**Aim:** Identify the lines in the data below that contain "Read" and give only how many there are.

**Input material:**
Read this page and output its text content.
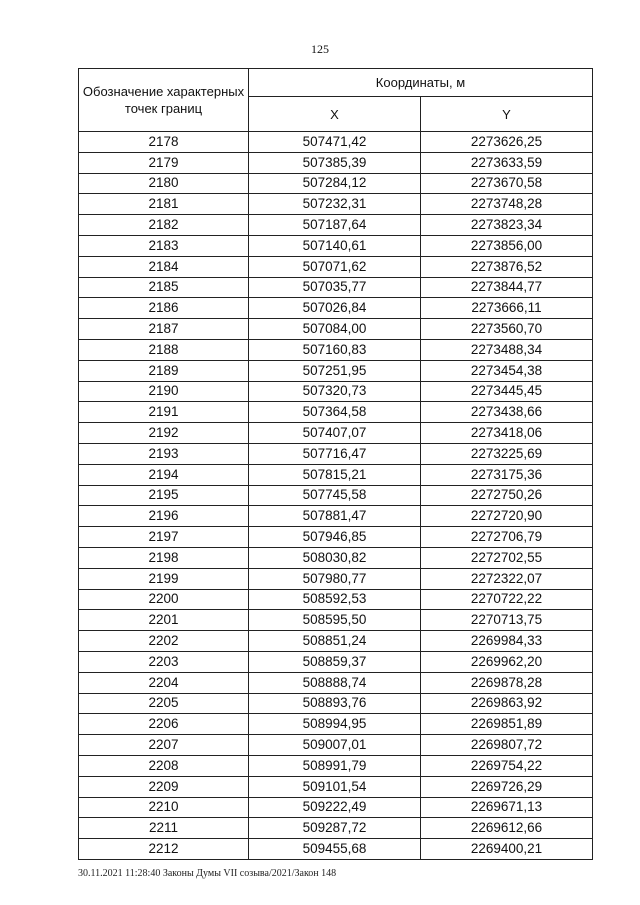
125
Обозначение характерных точек границ	Координаты, м	
	X	Y
2178	507471,42	2273626,25
2179	507385,39	2273633,59
2180	507284,12	2273670,58
2181	507232,31	2273748,28
2182	507187,64	2273823,34
2183	507140,61	2273856,00
2184	507071,62	2273876,52
2185	507035,77	2273844,77
2186	507026,84	2273666,11
2187	507084,00	2273560,70
2188	507160,83	2273488,34
2189	507251,95	2273454,38
2190	507320,73	2273445,45
2191	507364,58	2273438,66
2192	507407,07	2273418,06
2193	507716,47	2273225,69
2194	507815,21	2273175,36
2195	507745,58	2272750,26
2196	507881,47	2272720,90
2197	507946,85	2272706,79
2198	508030,82	2272702,55
2199	507980,77	2272322,07
2200	508592,53	2270722,22
2201	508595,50	2270713,75
2202	508851,24	2269984,33
2203	508859,37	2269962,20
2204	508888,74	2269878,28
2205	508893,76	2269863,92
2206	508994,95	2269851,89
2207	509007,01	2269807,72
2208	508991,79	2269754,22
2209	509101,54	2269726,29
2210	509222,49	2269671,13
2211	509287,72	2269612,66
2212	509455,68	2269400,21
30.11.2021 11:28:40 Законы Думы VII созыва/2021/Закон 148
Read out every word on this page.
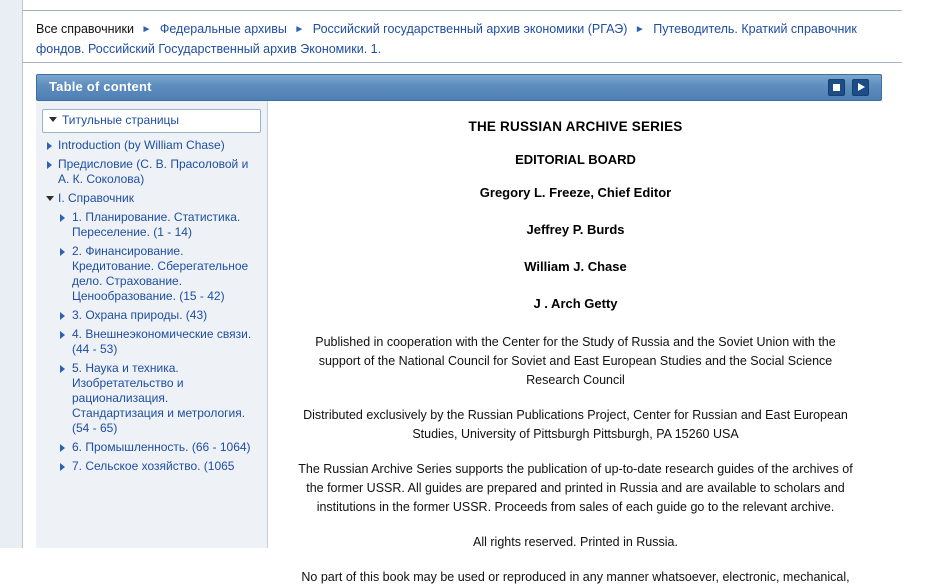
Все справочники ► Федеральные архивы ► Российский государственный архив экономики (РГАЭ) ► Путеводитель. Краткий справочник фондов. Российский Государственный архив Экономики. 1.
Table of content
Титульные страницы
Introduction (by William Chase)
Предисловие (С. В. Прасоловой и А. К. Соколова)
I. Справочник
1. Планирование. Статистика. Переселение. (1 - 14)
2. Финансирование. Кредитование. Сберегательное дело. Страхование. Ценообразование. (15 - 42)
3. Охрана природы. (43)
4. Внешнеэкономические связи. (44 - 53)
5. Наука и техника. Изобретательство и рационализация. Стандартизация и метрология. (54 - 65)
6. Промышленность. (66 - 1064)
7. Сельское хозяйство. (1065
THE RUSSIAN ARCHIVE SERIES
EDITORIAL BOARD
Gregory L. Freeze, Chief Editor
Jeffrey P. Burds
William J. Chase
J . Arch Getty
Published in cooperation with the Center for the Study of Russia and the Soviet Union with the support of the National Council for Soviet and East European Studies and the Social Science Research Council
Distributed exclusively by the Russian Publications Project, Center for Russian and East European Studies, University of Pittsburgh Pittsburgh, PA 15260 USA
The Russian Archive Series supports the publication of up-to-date research guides of the archives of the former USSR. All guides are prepared and printed in Russia and are available to scholars and institutions in the former USSR. Proceeds from sales of each guide go to the relevant archive.
All rights reserved. Printed in Russia.
No part of this book may be used or reproduced in any manner whatsoever, electronic, mechanical,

**Solution below:** 2